**WORK INSTRUCTIONS:** Please pull out every line that includes the string "JSON".

________

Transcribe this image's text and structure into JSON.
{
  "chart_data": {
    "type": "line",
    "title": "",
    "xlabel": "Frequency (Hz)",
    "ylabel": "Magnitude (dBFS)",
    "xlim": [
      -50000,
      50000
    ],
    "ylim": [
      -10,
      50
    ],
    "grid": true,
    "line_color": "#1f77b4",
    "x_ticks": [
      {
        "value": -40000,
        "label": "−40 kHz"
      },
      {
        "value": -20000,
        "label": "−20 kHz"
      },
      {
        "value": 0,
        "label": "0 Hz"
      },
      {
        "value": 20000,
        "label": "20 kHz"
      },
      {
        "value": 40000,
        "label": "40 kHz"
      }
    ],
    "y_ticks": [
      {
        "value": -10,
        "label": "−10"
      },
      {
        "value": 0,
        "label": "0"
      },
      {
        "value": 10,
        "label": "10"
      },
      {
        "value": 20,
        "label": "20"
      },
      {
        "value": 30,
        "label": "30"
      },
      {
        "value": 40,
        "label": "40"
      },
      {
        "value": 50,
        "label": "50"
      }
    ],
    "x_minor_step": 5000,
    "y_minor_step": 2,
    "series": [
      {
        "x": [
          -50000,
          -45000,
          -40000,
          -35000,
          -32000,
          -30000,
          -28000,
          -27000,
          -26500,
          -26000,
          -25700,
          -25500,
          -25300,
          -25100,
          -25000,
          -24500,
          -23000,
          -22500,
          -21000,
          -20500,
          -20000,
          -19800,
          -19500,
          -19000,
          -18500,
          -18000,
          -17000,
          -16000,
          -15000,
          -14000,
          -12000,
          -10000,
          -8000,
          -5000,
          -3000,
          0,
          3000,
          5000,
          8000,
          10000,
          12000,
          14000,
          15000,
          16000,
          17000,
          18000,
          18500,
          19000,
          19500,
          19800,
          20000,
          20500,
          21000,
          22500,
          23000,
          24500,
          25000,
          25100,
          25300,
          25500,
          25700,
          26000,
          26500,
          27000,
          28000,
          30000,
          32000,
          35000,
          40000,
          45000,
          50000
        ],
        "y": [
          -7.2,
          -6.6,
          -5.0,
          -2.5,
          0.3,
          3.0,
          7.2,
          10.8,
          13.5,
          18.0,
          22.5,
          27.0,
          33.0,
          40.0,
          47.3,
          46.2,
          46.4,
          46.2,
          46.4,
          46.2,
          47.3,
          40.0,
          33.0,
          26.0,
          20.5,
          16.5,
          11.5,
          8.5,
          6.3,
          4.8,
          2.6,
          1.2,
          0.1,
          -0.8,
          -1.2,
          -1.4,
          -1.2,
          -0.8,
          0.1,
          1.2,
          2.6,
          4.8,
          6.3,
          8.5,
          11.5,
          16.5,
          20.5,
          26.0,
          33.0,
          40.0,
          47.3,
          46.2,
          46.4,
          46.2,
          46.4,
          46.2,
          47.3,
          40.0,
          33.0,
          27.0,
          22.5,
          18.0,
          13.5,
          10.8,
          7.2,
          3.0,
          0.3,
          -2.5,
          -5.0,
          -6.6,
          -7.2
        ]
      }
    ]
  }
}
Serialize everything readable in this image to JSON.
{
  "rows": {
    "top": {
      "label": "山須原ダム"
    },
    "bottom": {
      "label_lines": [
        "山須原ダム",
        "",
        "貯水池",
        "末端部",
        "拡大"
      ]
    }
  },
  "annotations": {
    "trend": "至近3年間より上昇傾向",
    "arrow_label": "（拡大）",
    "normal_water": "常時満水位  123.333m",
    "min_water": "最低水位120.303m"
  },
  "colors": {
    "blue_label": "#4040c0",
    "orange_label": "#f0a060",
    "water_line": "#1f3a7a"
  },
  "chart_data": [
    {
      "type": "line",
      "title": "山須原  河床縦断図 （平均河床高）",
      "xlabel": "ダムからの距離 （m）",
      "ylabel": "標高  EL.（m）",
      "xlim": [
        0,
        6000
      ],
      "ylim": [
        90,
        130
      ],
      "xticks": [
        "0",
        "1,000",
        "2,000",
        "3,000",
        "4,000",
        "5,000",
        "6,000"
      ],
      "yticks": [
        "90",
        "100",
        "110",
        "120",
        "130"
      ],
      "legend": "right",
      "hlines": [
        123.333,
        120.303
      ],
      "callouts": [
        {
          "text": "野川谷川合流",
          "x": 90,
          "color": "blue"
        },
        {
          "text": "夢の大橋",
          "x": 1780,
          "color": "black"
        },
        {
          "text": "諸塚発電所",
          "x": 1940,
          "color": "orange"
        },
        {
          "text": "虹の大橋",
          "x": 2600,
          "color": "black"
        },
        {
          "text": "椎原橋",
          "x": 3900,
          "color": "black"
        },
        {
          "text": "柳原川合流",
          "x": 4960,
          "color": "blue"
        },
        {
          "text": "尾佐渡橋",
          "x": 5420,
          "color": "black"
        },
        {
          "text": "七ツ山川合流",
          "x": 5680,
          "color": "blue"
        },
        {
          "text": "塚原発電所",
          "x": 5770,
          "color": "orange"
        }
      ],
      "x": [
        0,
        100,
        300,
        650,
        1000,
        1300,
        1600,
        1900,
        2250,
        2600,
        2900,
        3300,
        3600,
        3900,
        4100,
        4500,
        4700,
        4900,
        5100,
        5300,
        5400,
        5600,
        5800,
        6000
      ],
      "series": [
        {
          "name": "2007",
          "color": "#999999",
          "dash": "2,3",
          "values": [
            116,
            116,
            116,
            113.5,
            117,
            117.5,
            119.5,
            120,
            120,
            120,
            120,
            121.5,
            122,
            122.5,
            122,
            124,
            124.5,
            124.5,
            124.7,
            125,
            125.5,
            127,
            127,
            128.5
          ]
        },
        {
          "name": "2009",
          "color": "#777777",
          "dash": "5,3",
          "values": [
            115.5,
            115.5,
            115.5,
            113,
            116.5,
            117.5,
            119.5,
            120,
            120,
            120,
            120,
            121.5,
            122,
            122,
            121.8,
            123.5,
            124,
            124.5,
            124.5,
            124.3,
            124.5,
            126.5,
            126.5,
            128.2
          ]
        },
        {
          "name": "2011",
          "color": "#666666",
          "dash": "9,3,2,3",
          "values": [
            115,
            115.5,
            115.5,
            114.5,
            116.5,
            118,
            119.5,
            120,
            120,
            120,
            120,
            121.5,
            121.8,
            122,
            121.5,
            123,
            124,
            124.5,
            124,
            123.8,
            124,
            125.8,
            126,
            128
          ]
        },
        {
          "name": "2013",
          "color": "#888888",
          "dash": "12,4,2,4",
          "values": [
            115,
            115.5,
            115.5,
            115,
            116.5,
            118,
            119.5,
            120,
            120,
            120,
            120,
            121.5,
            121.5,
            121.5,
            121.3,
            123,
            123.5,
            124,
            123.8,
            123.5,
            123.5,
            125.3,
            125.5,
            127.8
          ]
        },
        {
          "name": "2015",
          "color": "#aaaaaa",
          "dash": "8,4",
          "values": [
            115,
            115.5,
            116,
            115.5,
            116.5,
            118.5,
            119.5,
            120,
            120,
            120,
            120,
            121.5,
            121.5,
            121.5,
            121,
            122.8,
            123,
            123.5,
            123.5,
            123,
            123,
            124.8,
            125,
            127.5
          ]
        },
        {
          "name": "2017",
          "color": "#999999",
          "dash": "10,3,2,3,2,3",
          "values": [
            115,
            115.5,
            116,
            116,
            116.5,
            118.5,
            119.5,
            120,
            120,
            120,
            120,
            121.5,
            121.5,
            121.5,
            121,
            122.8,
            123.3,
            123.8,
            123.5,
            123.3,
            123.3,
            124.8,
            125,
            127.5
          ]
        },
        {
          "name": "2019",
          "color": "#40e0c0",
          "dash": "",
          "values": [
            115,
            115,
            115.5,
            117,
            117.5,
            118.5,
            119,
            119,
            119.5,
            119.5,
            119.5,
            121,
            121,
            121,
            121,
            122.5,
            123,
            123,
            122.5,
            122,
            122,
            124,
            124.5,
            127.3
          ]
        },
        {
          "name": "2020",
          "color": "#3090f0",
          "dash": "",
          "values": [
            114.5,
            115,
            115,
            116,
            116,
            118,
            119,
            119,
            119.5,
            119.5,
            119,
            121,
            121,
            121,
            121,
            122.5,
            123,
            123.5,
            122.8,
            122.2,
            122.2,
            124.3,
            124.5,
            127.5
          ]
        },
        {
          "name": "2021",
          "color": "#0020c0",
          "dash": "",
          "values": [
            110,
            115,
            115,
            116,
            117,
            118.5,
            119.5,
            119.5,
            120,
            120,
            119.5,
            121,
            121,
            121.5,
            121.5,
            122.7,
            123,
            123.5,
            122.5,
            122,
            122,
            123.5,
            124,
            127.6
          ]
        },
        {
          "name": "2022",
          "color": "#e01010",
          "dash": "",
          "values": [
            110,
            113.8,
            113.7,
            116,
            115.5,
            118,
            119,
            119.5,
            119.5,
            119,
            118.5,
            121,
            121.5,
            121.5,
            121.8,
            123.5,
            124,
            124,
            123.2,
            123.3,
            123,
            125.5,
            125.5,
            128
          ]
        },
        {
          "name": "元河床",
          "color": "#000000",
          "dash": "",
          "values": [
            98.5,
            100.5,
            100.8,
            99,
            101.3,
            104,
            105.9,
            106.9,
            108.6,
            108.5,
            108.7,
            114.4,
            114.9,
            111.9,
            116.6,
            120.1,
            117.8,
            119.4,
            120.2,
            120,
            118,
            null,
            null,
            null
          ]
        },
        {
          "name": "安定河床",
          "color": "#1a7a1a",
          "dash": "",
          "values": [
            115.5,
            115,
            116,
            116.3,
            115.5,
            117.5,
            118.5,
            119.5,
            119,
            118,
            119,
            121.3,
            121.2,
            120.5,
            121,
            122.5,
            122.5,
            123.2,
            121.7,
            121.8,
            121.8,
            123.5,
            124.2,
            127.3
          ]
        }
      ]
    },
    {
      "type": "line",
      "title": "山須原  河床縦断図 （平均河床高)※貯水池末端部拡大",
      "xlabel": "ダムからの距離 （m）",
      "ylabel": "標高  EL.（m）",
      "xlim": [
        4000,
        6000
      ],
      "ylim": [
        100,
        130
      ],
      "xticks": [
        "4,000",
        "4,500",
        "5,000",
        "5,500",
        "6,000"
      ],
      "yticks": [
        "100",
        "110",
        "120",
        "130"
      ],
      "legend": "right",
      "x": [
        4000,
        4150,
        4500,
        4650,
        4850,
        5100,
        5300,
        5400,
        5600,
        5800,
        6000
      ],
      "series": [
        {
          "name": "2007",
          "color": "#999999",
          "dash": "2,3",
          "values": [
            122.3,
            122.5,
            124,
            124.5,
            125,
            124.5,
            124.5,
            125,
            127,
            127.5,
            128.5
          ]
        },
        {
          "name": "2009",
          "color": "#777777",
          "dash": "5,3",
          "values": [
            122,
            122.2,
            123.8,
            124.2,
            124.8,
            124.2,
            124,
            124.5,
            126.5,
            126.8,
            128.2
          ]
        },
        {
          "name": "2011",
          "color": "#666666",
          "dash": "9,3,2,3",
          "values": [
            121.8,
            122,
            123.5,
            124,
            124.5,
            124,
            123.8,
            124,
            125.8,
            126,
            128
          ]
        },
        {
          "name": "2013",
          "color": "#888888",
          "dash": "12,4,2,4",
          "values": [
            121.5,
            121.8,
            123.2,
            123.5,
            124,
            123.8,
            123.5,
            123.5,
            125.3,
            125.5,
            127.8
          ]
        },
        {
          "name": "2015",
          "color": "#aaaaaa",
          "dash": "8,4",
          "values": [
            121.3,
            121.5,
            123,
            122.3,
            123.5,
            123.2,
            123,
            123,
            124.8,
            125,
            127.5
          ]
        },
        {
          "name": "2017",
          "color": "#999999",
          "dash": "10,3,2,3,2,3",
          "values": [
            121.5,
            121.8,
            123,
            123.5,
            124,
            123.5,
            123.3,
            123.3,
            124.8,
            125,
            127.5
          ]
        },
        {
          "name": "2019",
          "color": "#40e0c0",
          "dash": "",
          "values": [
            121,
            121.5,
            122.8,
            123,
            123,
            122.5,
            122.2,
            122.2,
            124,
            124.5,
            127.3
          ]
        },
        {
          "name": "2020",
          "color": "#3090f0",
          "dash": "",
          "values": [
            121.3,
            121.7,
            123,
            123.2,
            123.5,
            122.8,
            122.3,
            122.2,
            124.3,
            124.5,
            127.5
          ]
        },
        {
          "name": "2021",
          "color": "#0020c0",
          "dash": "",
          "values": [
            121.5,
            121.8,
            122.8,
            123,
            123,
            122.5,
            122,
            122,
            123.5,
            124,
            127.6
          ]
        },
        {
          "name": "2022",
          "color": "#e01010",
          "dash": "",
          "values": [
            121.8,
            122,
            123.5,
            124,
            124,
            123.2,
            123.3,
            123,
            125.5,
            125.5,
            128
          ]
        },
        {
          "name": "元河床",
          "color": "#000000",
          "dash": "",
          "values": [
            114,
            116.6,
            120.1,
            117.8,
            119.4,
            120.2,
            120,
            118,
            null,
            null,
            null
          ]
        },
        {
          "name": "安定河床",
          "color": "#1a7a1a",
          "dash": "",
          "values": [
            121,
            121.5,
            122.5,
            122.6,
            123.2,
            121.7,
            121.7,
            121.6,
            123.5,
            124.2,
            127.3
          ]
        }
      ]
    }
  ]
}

________

**TASK ANSWER:**
Transcribe this image's text and structure into JSON.
Serialize everything readable in this image to JSON.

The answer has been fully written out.